# Short task A
In the passage about John McLaughlin, what nickname did his students at Fairfield Prep give him?
# Short task B
The passage about John McLaughlin names the kinds of issues he introduced to the show beyond political ones. List all of them.
# Short task C
From the passage about John McLaughlin, return the text between "When transcripts of" and "John was unfazed.", inclusive.

# Source extract
━━━━━━━━━━━━━━━━━━━━━━━━━━━━━━
In that era, John was himself a Jesuit teacher at Fairfield Prep, where the black cape he wore and his authoritarian aspect had earned him from his students the nickname — Father God.

In 1970, Fr. John heard another calling, and, declaring himself a liberal Republican, challenged Sen. John Pastore in his home state of Rhode Island. An unamused Sen. Pastore obliterated John by two-to-one.

It was right after this election, while I was vacationing in the Bahamas, that, one morning, I encountered Father John in his Bermuda shorts at a hotel newsstand on Paradise Island.

John was soon, at poolside, explaining to me why I, as a Catholic and a beneficiary of eight years of Jesuit education, had a moral obligation, a moral duty, to get him a job as a speechwriter in the Nixon White House.

Over some resistance, we succeeded, and John was soon the oracle of the shop, known to younger speechwriters as, “The Rev.”

When Watergate broke, Nixon’s aide Dick Moore urged John to get out and use his speaking talents to defend the president. John was soon out on the front lawn of the White House preaching to large assemblies of writing press and TV cameras.

Dick Moore told me, “Pat, I think we’ve created a monster.”

But John was a portrait in loyalty to the embattled president.

When transcripts of the Oval Office tapes were released, containing the phrase, “expletive deleted,” hundreds of times, and Dr. Billy Graham was publicly scandalized, John was unfazed.

He stepped out on the White House lawn and immortalized himself by calling Richard Nixon, and I quote, “the greatest moral leader in the last third of this century.” Now that is loyalty.

When President Ford came in, John, despite his resistance, was the first man out of the White House. To raise his profile, he asked me to contact William F. Buckley Jr., and get him on as a guest on “Firing Line.”

I wrote Buckley, and got back a letter that read in its entirety, “Dear Patrick: Intending no disrespect, who is the Rev. John J. McLaughlin, S. J.? Cordially, Bill.”

As it would have crushed John, I did not show him the letter, until he became famous. As he soon did.

John achieved a niche in the pantheon of television journalism when, in 1982, he launched “The McLaughlin Group.” As one of the initial panelists, I was joined by Bob Novak of the perpetual scowl, known to colleagues as “The Prince of Darkness,” Jack Germond and Mort Kondracke.

Soon Eleanor Clift was aboard, and far from being discriminated against as a woman, she was treated every bit as badly as the rest of us.

“The McLaughlin Group” was a media controversy and a sensation from the first of its 34 years. President Reagan was a regular viewer.

It was balanced between left and right. Panelists were told to bring opinions as well as facts. John welcomed disagreement. And rather than confine the issues to the political, he introduced ideological, cultural, social and even moral issues.

John selected the topics and the tape to be used, edited his own copy, and ran the show like a ringmaster at a circus — to which the Group was sometimes compared.
━━━━━━━━━━━━━━━━━━━━━━━━━━━━━━
Collected data
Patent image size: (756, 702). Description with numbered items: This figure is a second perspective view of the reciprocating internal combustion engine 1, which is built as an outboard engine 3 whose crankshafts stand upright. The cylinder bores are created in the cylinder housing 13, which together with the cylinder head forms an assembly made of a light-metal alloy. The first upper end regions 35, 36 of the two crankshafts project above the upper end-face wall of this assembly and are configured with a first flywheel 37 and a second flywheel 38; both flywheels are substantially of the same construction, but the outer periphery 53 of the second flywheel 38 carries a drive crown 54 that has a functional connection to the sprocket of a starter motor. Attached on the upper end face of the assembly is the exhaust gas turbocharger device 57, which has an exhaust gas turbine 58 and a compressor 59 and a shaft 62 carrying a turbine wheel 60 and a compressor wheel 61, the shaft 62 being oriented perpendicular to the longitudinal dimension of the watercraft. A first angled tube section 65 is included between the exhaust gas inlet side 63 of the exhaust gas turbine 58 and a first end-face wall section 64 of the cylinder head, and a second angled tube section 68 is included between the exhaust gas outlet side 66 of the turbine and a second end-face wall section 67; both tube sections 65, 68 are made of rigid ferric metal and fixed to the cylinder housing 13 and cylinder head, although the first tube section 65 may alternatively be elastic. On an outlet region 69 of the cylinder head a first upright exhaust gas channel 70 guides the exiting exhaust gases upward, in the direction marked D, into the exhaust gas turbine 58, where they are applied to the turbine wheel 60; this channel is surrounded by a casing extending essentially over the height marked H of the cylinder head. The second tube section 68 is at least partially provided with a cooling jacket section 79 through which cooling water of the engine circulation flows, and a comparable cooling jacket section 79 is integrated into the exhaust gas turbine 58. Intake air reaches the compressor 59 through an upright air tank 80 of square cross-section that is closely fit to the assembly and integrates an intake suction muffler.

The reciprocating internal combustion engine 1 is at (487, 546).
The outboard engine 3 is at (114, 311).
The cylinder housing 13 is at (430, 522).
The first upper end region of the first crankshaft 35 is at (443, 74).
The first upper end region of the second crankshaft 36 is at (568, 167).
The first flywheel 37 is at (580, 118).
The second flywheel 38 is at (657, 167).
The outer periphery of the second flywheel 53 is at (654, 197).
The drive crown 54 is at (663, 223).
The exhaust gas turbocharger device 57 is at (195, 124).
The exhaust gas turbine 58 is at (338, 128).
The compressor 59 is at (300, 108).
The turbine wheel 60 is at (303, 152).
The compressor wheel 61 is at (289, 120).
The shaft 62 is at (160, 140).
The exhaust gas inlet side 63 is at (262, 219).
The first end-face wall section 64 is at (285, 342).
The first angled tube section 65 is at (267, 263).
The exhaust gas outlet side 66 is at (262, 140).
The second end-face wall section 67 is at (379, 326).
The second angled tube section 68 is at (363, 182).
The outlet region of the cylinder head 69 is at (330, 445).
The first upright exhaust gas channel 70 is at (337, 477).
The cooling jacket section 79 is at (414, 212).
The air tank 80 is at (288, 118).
━━━━━━━━━━━━━━━━━━━━━━━━━━━━━━
# Correct result A
Father God.

# Correct result B
Ideological, cultural, social, and moral issues.

# Correct result C
When transcripts of the Oval Office tapes were released, containing the phrase, “expletive deleted,” hundreds of times, and Dr. Billy Graham was publicly scandalized, John was unfazed.